[Stored dataset items]
<<<<
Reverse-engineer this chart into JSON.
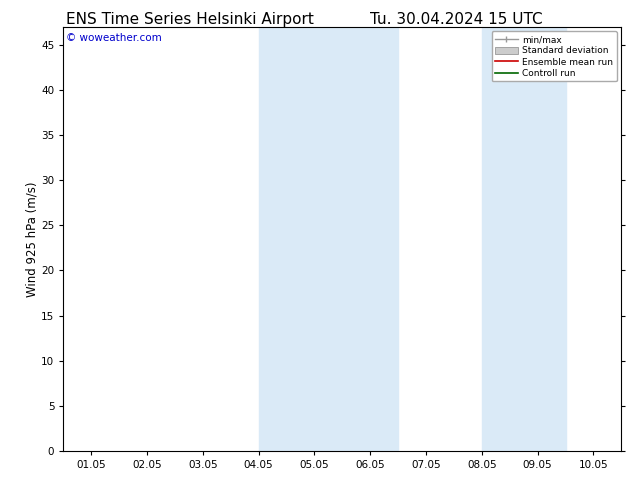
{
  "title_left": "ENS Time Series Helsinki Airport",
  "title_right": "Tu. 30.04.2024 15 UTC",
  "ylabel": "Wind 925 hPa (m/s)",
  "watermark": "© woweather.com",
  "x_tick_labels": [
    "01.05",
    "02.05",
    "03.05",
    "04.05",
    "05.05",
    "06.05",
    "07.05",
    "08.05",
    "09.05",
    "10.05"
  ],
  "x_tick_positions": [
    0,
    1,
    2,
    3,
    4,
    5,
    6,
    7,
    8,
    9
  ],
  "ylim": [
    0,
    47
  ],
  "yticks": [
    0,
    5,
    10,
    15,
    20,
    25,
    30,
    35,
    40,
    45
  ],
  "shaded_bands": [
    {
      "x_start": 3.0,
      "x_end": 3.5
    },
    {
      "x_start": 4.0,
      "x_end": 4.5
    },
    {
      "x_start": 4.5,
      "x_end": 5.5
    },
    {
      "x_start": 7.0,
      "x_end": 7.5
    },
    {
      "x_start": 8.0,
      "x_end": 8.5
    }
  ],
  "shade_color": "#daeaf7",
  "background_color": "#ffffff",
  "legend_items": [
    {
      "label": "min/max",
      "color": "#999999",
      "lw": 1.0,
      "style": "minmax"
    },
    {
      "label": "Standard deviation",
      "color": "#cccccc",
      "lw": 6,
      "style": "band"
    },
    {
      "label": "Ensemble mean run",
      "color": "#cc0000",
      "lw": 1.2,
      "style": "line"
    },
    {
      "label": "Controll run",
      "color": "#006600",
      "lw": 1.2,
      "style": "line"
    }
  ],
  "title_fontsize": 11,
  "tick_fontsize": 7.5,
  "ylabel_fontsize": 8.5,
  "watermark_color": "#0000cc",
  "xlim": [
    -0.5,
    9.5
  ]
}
>>>>
*REQUIRED WORK*
Take every line from the data that contains the word "style".

*RESPONSE TO THIS EXERCISE*
      "style": "minmax"
      "style": "band"
      "style": "line"
      "style": "line"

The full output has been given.